## [Direction]
Narrow the data below down to the lines containing "النموذج".

(Data records)
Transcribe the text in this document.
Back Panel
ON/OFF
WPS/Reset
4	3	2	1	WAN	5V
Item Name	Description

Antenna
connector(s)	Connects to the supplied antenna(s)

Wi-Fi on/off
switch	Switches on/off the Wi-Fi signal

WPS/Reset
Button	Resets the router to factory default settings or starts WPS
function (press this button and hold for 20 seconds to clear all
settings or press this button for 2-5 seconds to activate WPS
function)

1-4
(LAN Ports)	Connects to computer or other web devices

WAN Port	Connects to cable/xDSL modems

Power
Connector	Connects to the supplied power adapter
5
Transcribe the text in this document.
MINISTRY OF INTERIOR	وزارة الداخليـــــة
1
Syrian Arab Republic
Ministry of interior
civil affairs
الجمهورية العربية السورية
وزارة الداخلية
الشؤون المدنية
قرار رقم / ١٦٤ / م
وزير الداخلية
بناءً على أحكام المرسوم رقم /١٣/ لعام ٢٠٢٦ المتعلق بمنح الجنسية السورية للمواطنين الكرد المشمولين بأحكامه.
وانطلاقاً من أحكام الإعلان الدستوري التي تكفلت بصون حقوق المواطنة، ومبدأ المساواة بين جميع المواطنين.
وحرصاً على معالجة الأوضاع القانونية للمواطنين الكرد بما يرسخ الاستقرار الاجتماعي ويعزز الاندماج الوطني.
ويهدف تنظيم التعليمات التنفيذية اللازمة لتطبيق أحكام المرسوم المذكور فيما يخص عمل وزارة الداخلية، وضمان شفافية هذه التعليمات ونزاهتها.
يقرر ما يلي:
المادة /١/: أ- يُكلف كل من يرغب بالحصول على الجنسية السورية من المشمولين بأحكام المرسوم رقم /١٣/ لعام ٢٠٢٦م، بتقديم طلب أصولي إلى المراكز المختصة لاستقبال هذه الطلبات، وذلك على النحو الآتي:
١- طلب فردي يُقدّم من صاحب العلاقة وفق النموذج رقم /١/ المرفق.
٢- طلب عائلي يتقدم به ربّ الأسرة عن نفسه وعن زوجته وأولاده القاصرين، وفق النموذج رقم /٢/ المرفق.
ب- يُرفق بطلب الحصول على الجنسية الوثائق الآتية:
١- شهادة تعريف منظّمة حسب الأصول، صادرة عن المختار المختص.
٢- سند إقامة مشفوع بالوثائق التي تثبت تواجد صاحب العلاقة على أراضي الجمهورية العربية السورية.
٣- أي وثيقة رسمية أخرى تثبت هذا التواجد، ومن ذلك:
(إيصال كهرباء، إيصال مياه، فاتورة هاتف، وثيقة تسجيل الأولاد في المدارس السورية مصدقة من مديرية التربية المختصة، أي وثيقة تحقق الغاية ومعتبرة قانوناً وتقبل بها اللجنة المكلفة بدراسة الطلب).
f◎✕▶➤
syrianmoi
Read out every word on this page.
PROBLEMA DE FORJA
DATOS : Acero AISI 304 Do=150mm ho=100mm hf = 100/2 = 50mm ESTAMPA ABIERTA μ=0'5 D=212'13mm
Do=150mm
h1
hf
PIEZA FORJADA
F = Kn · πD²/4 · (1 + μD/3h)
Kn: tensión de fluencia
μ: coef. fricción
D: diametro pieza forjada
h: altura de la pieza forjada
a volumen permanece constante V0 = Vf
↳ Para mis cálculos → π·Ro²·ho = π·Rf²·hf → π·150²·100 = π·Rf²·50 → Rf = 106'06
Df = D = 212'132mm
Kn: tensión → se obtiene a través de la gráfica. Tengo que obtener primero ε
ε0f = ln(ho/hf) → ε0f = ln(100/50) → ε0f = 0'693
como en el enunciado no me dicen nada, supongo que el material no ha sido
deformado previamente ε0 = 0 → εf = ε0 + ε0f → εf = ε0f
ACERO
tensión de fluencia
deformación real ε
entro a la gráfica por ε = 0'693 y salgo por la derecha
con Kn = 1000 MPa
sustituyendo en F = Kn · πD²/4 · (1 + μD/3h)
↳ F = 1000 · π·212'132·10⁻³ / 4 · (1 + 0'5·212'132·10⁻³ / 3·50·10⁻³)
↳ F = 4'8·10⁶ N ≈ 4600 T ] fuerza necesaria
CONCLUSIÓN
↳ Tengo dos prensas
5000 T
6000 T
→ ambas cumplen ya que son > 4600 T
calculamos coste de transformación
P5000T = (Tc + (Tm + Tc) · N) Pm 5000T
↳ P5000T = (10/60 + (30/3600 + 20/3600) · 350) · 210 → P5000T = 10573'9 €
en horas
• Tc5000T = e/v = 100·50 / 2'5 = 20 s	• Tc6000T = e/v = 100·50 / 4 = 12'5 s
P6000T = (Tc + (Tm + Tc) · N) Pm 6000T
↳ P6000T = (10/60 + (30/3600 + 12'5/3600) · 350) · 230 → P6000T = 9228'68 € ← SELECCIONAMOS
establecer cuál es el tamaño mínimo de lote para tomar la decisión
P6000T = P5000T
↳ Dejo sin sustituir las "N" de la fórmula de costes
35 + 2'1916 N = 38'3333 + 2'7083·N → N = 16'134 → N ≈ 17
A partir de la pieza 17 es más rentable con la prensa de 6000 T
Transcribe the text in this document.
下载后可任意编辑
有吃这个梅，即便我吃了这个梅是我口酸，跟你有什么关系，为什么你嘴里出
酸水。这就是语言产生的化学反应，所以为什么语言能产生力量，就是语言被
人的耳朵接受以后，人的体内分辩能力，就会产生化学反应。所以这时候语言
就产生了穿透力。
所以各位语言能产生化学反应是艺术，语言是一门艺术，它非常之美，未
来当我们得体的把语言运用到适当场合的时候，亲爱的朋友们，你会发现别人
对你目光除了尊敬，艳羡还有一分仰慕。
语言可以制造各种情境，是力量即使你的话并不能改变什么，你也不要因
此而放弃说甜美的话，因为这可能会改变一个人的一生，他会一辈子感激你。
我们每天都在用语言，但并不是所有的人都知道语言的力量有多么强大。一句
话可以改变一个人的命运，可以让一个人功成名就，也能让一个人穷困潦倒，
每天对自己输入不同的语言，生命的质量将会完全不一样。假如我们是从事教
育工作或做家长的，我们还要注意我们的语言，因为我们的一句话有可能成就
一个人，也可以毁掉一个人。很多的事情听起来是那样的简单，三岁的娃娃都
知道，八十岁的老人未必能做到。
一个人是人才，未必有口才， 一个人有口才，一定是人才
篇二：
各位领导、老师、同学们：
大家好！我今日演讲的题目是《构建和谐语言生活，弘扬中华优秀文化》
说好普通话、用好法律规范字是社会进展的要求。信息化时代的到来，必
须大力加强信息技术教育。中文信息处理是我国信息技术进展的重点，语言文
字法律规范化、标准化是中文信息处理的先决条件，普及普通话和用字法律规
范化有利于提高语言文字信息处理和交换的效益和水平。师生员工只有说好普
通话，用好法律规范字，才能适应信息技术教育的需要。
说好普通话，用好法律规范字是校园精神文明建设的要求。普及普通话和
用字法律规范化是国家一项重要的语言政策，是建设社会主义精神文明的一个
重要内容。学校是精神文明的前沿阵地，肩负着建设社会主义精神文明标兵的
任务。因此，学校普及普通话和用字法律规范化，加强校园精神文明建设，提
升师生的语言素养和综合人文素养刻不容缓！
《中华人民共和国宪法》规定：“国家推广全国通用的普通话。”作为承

## [Final result]
١- طلب فردي يُقدّم من صاحب العلاقة وفق النموذج رقم /١/ المرفق.
٢- طلب عائلي يتقدم به ربّ الأسرة عن نفسه وعن زوجته وأولاده القاصرين، وفق النموذج رقم /٢/ المرفق.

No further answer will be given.